(Records from a dataset)
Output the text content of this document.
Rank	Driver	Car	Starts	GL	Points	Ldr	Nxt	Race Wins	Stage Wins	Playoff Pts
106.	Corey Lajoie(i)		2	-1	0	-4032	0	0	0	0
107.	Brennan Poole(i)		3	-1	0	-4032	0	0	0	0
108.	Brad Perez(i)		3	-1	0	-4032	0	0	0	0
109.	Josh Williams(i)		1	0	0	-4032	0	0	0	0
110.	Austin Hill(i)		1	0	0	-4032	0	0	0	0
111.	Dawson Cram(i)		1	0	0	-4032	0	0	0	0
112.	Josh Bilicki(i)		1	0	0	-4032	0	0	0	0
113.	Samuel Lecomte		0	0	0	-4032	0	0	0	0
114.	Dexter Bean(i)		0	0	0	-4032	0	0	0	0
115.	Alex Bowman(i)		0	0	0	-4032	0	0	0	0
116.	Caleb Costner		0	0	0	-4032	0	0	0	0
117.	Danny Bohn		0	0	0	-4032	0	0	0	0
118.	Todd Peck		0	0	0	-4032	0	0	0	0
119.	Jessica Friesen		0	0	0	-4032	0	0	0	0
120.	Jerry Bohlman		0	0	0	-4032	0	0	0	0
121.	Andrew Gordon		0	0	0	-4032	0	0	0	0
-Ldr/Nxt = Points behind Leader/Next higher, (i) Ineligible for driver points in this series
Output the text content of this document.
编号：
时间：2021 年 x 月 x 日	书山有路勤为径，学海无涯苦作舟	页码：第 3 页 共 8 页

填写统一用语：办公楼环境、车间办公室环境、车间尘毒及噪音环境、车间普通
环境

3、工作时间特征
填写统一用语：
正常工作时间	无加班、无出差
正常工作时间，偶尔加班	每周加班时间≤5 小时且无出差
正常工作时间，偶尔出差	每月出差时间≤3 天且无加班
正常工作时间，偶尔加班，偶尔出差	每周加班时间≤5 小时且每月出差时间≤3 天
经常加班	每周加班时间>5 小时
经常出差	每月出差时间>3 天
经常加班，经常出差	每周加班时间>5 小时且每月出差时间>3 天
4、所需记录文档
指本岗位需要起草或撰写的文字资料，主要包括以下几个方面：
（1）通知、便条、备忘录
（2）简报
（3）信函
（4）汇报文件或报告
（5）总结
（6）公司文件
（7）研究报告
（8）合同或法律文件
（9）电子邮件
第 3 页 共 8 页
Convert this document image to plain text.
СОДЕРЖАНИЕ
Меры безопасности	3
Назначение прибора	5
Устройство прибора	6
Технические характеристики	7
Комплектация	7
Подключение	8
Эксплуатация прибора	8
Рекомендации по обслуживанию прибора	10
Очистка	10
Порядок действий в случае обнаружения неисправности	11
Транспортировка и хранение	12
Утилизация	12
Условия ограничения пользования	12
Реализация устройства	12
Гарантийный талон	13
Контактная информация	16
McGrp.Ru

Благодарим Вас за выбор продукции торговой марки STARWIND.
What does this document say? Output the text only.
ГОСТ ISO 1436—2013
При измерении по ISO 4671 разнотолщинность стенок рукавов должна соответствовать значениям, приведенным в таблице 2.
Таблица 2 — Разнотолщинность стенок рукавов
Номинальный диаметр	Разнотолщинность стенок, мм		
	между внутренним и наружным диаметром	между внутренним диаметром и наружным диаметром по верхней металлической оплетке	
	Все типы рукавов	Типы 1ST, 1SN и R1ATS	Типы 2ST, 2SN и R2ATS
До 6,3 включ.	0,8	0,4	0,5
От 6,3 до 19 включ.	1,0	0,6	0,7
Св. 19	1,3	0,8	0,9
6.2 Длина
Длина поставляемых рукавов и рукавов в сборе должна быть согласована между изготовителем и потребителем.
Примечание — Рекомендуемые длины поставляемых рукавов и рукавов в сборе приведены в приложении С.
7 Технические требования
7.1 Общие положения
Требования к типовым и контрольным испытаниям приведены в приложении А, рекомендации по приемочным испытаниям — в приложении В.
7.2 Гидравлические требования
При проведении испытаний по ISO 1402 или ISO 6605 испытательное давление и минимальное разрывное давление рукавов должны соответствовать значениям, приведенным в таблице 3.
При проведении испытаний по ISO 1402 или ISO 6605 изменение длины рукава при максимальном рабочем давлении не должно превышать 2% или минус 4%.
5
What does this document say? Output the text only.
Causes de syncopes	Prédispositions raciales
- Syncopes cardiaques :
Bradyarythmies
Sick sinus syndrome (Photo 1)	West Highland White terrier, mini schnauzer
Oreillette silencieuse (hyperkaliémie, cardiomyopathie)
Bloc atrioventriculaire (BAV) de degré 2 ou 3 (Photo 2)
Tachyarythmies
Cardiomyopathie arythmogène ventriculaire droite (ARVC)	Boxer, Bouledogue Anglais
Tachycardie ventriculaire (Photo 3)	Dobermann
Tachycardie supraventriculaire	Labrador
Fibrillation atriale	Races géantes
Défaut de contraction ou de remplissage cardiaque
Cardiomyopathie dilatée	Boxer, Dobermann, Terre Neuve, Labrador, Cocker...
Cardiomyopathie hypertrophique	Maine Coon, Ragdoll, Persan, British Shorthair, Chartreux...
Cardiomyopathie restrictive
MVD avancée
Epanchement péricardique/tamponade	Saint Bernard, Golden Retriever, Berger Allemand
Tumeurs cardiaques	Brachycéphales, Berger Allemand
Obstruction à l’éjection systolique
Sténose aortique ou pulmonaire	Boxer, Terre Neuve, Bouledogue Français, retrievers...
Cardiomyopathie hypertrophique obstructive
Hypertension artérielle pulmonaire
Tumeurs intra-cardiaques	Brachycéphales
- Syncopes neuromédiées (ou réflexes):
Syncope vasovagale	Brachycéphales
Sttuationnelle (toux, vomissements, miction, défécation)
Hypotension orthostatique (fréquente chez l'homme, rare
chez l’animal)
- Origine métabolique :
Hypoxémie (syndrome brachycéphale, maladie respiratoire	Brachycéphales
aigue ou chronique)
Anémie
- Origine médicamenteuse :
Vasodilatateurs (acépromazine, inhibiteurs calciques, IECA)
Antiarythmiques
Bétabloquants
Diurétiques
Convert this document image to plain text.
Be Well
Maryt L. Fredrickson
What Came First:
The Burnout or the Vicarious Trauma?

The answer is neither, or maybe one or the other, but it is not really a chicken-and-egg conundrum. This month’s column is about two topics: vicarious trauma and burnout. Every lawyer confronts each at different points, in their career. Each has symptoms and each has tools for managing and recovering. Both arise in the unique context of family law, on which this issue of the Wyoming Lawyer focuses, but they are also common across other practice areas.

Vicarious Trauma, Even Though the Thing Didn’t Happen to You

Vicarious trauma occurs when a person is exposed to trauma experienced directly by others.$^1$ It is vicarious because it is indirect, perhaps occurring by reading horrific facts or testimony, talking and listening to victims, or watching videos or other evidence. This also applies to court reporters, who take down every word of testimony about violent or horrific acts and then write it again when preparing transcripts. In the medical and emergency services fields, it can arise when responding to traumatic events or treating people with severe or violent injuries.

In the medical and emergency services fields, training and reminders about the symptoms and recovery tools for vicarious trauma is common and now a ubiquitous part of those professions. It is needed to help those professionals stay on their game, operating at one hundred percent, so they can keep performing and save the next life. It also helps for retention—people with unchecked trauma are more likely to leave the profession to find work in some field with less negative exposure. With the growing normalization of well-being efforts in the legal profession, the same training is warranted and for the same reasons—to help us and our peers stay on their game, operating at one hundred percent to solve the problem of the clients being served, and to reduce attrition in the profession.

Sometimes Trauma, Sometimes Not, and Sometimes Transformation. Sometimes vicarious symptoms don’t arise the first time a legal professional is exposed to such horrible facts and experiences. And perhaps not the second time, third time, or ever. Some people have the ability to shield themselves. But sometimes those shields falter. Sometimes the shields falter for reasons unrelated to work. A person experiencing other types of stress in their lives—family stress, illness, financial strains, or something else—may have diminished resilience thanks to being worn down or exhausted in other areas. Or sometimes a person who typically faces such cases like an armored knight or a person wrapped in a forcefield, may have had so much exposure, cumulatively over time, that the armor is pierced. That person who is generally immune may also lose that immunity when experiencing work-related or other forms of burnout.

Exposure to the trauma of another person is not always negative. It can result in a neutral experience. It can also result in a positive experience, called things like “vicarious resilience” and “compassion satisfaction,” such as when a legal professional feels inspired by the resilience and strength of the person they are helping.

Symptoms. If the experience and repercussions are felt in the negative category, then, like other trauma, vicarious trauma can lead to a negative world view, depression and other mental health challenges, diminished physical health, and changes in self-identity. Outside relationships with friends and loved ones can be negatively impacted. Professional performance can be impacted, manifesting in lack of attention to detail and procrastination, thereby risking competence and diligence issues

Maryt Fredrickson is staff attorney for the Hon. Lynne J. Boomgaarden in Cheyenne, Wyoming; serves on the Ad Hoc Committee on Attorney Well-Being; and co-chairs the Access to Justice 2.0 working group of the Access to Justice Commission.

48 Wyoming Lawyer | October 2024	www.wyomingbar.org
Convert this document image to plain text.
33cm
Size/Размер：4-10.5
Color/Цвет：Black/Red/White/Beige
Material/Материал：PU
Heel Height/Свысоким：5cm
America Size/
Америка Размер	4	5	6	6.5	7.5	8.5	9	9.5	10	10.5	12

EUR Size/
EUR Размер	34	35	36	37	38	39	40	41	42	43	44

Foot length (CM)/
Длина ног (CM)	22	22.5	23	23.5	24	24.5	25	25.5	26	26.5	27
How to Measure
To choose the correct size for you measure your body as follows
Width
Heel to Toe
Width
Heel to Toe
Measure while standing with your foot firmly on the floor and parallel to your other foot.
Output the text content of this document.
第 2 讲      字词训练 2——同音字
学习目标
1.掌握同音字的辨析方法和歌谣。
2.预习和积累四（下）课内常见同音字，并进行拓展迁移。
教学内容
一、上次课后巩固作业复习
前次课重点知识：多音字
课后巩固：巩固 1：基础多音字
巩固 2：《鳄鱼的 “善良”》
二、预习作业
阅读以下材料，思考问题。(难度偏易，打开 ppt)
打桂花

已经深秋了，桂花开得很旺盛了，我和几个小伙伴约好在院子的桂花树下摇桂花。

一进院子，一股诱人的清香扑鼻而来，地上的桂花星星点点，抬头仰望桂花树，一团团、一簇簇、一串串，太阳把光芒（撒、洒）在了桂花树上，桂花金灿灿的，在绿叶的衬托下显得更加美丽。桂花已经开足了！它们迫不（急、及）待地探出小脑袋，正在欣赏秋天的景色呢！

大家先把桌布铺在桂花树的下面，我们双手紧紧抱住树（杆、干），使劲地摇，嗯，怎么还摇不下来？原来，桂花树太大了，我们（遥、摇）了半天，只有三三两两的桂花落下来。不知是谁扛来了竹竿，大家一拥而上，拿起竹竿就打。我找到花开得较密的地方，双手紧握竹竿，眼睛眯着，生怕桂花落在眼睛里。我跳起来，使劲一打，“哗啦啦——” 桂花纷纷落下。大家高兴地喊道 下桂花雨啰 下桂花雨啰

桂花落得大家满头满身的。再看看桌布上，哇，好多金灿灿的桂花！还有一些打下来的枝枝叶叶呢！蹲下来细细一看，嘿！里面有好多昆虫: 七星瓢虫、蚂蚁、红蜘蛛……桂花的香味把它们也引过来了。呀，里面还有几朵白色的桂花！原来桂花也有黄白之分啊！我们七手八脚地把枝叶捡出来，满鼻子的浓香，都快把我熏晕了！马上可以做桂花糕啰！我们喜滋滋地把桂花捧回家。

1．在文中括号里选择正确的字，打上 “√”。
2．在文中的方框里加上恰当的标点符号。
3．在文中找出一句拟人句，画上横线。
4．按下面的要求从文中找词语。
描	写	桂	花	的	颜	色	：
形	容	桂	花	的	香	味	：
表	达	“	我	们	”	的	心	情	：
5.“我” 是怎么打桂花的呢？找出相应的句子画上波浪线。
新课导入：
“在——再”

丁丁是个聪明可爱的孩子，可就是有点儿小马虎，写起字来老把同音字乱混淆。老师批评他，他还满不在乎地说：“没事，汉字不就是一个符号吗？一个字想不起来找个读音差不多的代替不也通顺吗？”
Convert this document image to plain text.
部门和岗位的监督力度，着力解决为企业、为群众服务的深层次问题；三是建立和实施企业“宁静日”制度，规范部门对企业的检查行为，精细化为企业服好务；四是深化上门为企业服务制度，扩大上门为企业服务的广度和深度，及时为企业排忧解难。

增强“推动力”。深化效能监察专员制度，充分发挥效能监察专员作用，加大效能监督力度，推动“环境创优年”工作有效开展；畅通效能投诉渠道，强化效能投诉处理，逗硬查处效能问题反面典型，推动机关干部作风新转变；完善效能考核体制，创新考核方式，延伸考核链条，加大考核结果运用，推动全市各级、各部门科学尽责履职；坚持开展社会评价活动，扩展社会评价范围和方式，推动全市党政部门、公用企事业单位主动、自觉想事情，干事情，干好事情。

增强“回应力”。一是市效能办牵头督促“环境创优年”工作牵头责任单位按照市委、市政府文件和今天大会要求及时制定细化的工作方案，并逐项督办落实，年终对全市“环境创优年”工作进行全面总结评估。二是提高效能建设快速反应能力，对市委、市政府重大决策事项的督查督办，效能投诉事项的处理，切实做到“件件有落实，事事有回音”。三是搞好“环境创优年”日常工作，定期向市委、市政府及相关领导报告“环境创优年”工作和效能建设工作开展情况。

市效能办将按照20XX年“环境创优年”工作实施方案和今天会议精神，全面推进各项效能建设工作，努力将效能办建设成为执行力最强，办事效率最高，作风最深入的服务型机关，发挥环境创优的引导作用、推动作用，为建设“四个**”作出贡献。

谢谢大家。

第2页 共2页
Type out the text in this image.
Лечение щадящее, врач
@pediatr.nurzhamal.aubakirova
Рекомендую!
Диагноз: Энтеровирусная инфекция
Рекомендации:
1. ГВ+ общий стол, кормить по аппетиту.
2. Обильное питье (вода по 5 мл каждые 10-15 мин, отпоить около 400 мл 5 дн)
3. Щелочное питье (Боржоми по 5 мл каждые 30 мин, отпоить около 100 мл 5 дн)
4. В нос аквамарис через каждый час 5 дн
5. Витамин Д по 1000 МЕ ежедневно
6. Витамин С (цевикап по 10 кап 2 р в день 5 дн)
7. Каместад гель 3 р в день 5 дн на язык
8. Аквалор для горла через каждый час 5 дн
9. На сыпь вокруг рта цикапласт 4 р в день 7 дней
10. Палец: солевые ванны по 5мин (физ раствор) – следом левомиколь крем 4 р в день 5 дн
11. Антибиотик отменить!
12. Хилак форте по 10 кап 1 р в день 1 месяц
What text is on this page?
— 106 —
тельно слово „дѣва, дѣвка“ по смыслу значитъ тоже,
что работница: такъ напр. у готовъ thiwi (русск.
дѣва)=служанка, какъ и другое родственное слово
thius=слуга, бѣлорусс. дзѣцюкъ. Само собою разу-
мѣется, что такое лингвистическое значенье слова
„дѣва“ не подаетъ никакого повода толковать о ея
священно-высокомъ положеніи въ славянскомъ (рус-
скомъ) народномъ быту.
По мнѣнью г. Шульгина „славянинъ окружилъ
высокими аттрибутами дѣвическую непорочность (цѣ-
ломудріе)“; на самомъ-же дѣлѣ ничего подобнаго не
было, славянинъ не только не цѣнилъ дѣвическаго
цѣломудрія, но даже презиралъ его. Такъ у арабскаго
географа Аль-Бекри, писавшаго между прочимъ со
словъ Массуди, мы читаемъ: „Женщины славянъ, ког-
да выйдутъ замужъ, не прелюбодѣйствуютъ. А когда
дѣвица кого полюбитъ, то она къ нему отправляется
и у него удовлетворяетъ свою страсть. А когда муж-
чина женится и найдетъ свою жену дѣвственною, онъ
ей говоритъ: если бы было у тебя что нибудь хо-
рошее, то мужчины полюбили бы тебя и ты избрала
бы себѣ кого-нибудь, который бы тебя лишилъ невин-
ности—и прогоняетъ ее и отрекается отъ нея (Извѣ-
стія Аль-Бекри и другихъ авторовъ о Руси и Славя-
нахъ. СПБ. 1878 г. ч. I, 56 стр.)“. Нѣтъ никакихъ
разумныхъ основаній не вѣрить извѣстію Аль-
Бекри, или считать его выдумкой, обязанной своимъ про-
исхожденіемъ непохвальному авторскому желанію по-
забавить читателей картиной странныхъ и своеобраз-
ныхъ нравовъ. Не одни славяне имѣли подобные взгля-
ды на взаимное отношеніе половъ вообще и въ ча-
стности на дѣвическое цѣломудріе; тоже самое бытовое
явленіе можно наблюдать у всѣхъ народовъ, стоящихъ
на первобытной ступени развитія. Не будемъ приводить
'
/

### What is needed
From the records above, copy every line that holds the word "приведенным".

### Solved problem
При измерении по ISO 4671 разнотолщинность стенок рукавов должна соответствовать значениям, приведенным в таблице 2.
При проведении испытаний по ISO 1402 или ISO 6605 испытательное давление и минимальное разрывное давление рукавов должны соответствовать значениям, приведенным в таблице 3.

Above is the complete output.